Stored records
☆ ☆ ☆

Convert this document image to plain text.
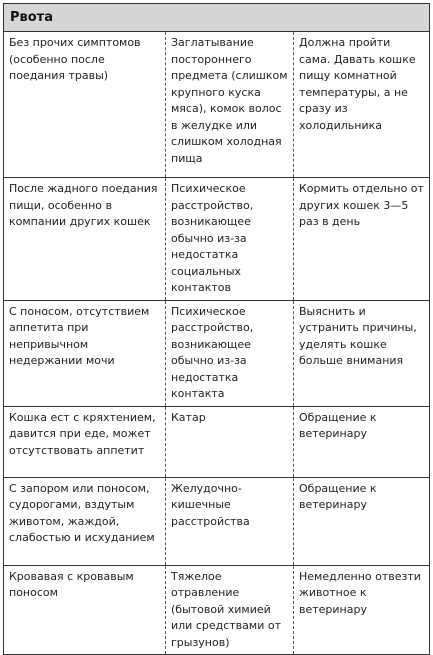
Рвота		

Без прочих симптомов (особенно после поедания травы)	Заглатывание постороннего предмета (слишком крупного куска мяса), комок волос в желудке или слишком холодная пища	Должна пройти сама. Давать кошке пищу комнатной температуры, а не сразу из холодильника

После жадного поедания пищи, особенно в компании других кошек	Психическое расстройство, возникающее обычно из-за недостатка социальных контактов	Кормить отдельно от других кошек 3—5 раз в день

С поносом, отсутствием аппетита при непривычном недержании мочи	Психическое расстройство, возникающее обычно из-за недостатка контакта	Выяснить и устранить причины, уделять кошке больше внимания

Кошка ест с кряхтением, давится при еде, может отсутствовать аппетит	Катар	Обращение к ветеринару

С запором или поносом, судорогами, вздутым животом, жаждой, слабостью и исхуданием	Желудочно-кишечные расстройства	Обращение к ветеринару

Кровавая с кровавым поносом	Тяжелое отравление (бытовой химией или средствами от грызунов)	Немедленно отвезти животное к ветеринару
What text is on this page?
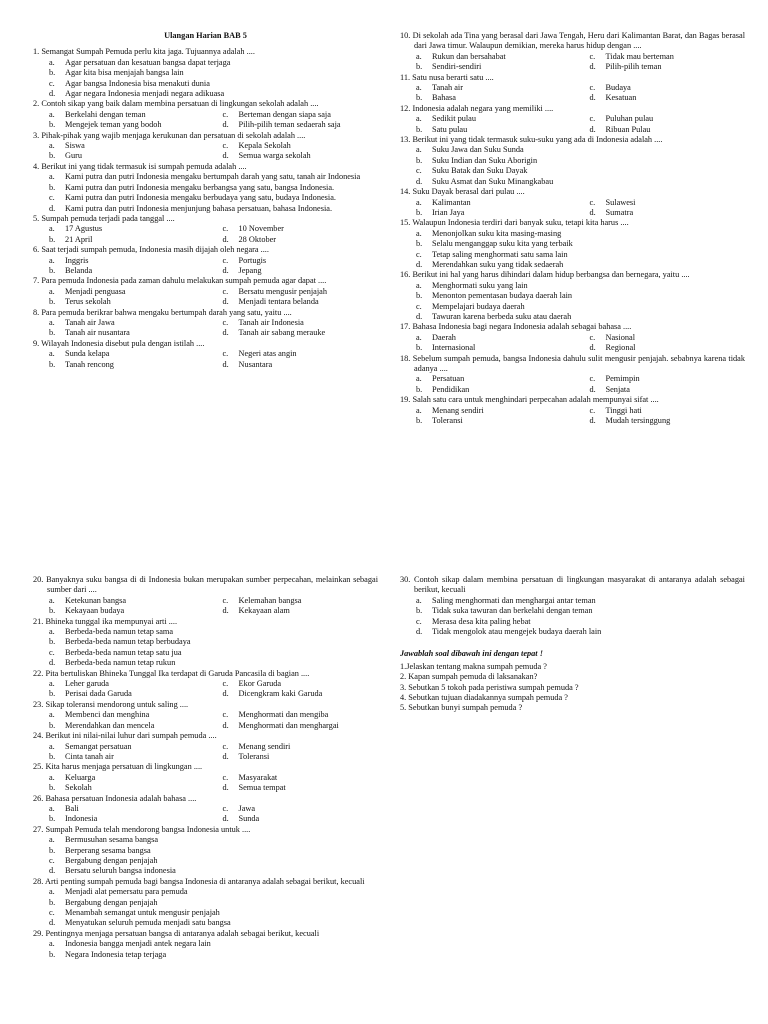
Ulangan Harian BAB 5
1. Semangat Sumpah Pemuda perlu kita jaga. Tujuannya adalah ....
a. Agar persatuan dan kesatuan bangsa dapat terjaga
b. Agar kita bisa menjajah bangsa lain
c. Agar bangsa Indonesia bisa menakuti dunia
d. Agar negara Indonesia menjadi negara adikuasa
2. Contoh sikap yang baik dalam membina persatuan di lingkungan sekolah adalah ....
a. Berkelahi dengan teman	c. Berteman dengan siapa saja
b. Mengejek teman yang bodoh	d. Pilih-pilih teman sedaerah saja
3. Pihak-pihak yang wajib menjaga kerukunan dan persatuan di sekolah adalah ....
a. Siswa	c. Kepala Sekolah
b. Guru	d. Semua warga sekolah
4. Berikut ini yang tidak termasuk isi sumpah pemuda adalah ....
a. Kami putra dan putri Indonesia mengaku bertumpah darah yang satu, tanah air Indonesia
b. Kami putra dan putri Indonesia mengaku berbangsa yang satu, bangsa Indonesia.
c. Kami putra dan putri Indonesia mengaku berbudaya yang satu, budaya Indonesia.
d. Kami putra dan putri Indonesia menjunjung bahasa persatuan, bahasa Indonesia.
5. Sumpah pemuda terjadi pada tanggal ....
a. 17 Agustus	c. 10 November
b. 21 April	d. 28 Oktober
6. Saat terjadi sumpah pemuda, Indonesia masih dijajah oleh negara ....
a. Inggris	c. Portugis
b. Belanda	d. Jepang
7. Para pemuda Indonesia pada zaman dahulu melakukan sumpah pemuda agar dapat ....
a. Menjadi penguasa	c. Bersatu mengusir penjajah
b. Terus sekolah	d. Menjadi tentara belanda
8. Para pemuda berikrar bahwa mengaku bertumpah darah yang satu, yaitu ....
a. Tanah air Jawa	c. Tanah air Indonesia
b. Tanah air nusantara	d. Tanah air sabang merauke
9. Wilayah Indonesia disebut pula dengan istilah ....
a. Sunda kelapa	c. Negeri atas angin
b. Tanah rencong	d. Nusantara
10. Di sekolah ada Tina yang berasal dari Jawa Tengah, Heru dari Kalimantan Barat, dan Bagas berasal dari Jawa timur. Walaupun demikian, mereka harus hidup dengan ....
a. Rukun dan bersahabat	c. Tidak mau berteman
b. Sendiri-sendiri	d. Pilih-pilih teman
11. Satu nusa berarti satu ....
a. Tanah air	c. Budaya
b. Bahasa	d. Kesatuan
12. Indonesia adalah negara yang memiliki ....
a. Sedikit pulau	c. Puluhan pulau
b. Satu pulau	d. Ribuan Pulau
13. Berikut ini yang tidak termasuk suku-suku yang ada di Indonesia adalah ....
a. Suku Jawa dan Suku Sunda
b. Suku Indian dan Suku Aborigin
c. Suku Batak dan Suku Dayak
d. Suku Asmat dan Suku Minangkabau
14. Suku Dayak berasal dari pulau ....
a. Kalimantan	c. Sulawesi
b. Irian Jaya	d. Sumatra
15. Walaupun Indonesia terdiri dari banyak suku, tetapi kita harus ....
a. Menonjolkan suku kita masing-masing
b. Selalu menganggap suku kita yang terbaik
c. Tetap saling menghormati satu sama lain
d. Merendahkan suku yang tidak sedaerah
16. Berikut ini hal yang harus dihindari dalam hidup berbangsa dan bernegara, yaitu ....
a. Menghormati suku yang lain
b. Menonton pementasan budaya daerah lain
c. Mempelajari budaya daerah
d. Tawuran karena berbeda suku atau daerah
17. Bahasa Indonesia bagi negara Indonesia adalah sebagai bahasa ....
a. Daerah	c. Nasional
b. Internasional	d. Regional
18. Sebelum sumpah pemuda, bangsa Indonesia dahulu sulit mengusir penjajah. sebabnya karena tidak adanya ....
a. Persatuan	c. Pemimpin
b. Pendidikan	d. Senjata
19. Salah satu cara untuk menghindari perpecahan adalah mempunyai sifat ....
a. Menang sendiri	c. Tinggi hati
b. Toleransi	d. Mudah tersinggung
20. Banyaknya suku bangsa di di Indonesia bukan merupakan sumber perpecahan, melainkan sebagai sumber dari ....
a. Ketekunan bangsa	c. Kelemahan bangsa
b. Kekayaan budaya	d. Kekayaan alam
21. Bhineka tunggal ika mempunyai arti ....
a. Berbeda-beda namun tetap sama
b. Berbeda-beda namun tetap berbudaya
c. Berbeda-beda namun tetap satu jua
d. Berbeda-beda namun tetap rukun
22. Pita bertuliskan Bhineka Tunggal Ika terdapat di Garuda Pancasila di bagian ....
a. Leher garuda	c. Ekor Garuda
b. Perisai dada Garuda	d. Dicengkram kaki Garuda
23. Sikap toleransi mendorong untuk saling ....
a. Membenci dan menghina	c. Menghormati dan mengiba
b. Merendahkan dan mencela	d. Menghormati dan menghargai
24. Berikut ini nilai-nilai luhur dari sumpah pemuda ....
a. Semangat persatuan	c. Menang sendiri
b. Cinta tanah air	d. Toleransi
25. Kita harus menjaga persatuan di lingkungan ....
a. Keluarga	c. Masyarakat
b. Sekolah	d. Semua tempat
26. Bahasa persatuan Indonesia adalah bahasa ....
a. Bali	c. Jawa
b. Indonesia	d. Sunda
27. Sumpah Pemuda telah mendorong bangsa Indonesia untuk ....
a. Bermusuhan sesama bangsa
b. Berperang sesama bangsa
c. Bergabung dengan penjajah
d. Bersatu seluruh bangsa indonesia
28. Arti penting sumpah pemuda bagi bangsa Indonesia di antaranya adalah sebagai berikut, kecuali
a. Menjadi alat pemersatu para pemuda
b. Bergabung dengan penjajah
c. Menambah semangat untuk mengusir penjajah
d. Menyatukan seluruh pemuda menjadi satu bangsa
29. Pentingnya menjaga persatuan bangsa di antaranya adalah sebagai berikut, kecuali
a. Indonesia bangga menjadi antek negara lain
b. Negara Indonesia tetap terjaga
30. Contoh sikap dalam membina persatuan di lingkungan masyarakat di antaranya adalah sebagai berikut, kecuali
a. Saling menghormati dan menghargai antar teman
b. Tidak suka tawuran dan berkelahi dengan teman
c. Merasa desa kita paling hebat
d. Tidak mengolok atau mengejek budaya daerah lain
Jawablah soal dibawah ini dengan tepat !
1.Jelaskan tentang makna sumpah pemuda ?
2. Kapan sumpah pemuda di laksanakan?
3. Sebutkan 5 tokoh pada peristiwa sumpah pemuda ?
4. Sebutkan tujuan diadakannya sumpah pemuda ?
5. Sebutkan bunyi sumpah pemuda ?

☆ ☆ ☆

Identify the lines in the entries above that contain "возникающее", then copy them out.

▸ Answer
После жадного поедания пищи, особенно в компании других кошек	Психическое расстройство, возникающее обычно из-за недостатка социальных контактов	Кормить отдельно от других кошек 3—5 раз в день
С поносом, отсутствием аппетита при непривычном недержании мочи	Психическое расстройство, возникающее обычно из-за недостатка контакта	Выяснить и устранить причины, уделять кошке больше внимания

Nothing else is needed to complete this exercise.